>>>

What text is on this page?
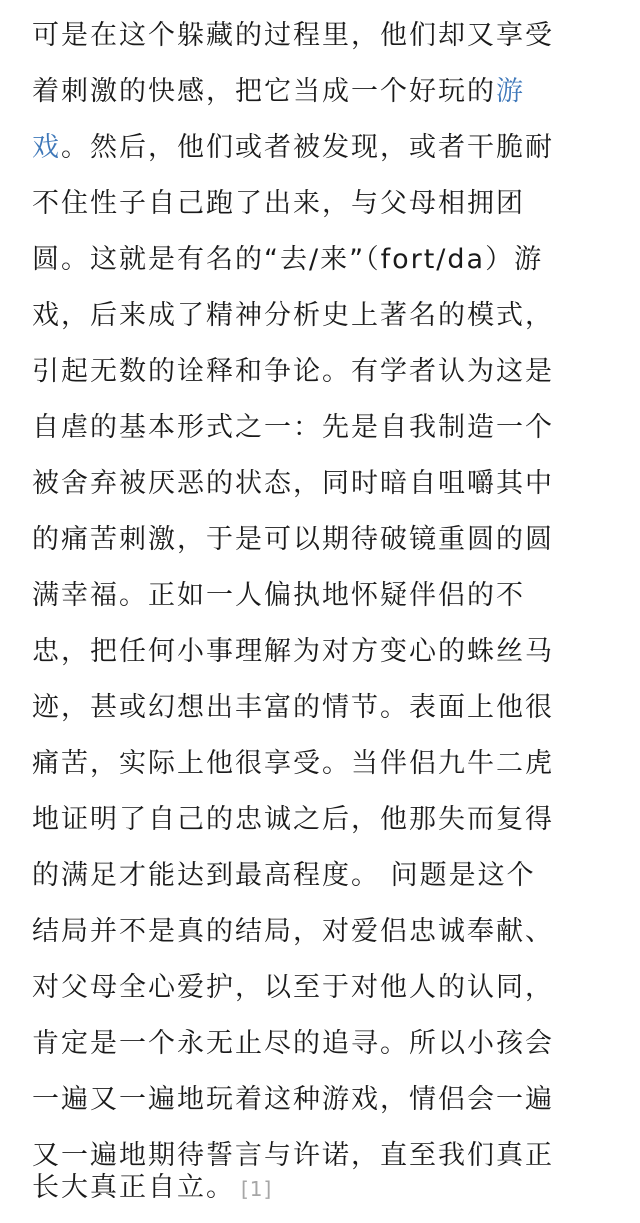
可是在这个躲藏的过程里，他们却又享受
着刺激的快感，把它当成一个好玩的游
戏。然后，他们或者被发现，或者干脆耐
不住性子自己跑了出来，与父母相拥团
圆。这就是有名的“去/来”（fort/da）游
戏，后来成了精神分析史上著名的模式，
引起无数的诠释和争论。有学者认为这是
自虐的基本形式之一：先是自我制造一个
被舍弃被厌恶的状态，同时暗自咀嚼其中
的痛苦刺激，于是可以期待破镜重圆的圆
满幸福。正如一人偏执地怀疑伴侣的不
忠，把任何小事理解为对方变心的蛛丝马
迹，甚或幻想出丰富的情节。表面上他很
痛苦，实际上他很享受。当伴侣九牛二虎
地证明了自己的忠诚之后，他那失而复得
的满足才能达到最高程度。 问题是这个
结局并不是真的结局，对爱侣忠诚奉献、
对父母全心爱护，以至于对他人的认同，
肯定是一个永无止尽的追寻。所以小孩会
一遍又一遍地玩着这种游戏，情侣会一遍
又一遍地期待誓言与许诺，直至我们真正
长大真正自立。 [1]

<<<
>>>

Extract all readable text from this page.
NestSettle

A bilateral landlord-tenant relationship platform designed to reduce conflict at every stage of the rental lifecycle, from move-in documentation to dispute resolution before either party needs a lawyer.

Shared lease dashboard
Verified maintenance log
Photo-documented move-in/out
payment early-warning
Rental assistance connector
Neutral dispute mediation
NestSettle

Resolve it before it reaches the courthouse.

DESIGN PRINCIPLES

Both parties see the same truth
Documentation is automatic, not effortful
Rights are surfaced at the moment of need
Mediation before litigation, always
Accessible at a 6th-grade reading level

<<<

◆ WORK TO BE COMPLETED
Extract all lines of the records above that include "move".

◆ OUTPUT BELOW
A bilateral landlord-tenant relationship platform designed to reduce conflict at every stage of the rental lifecycle, from move-in documentation to dispute resolution before either party needs a lawyer.
Photo-documented move-in/out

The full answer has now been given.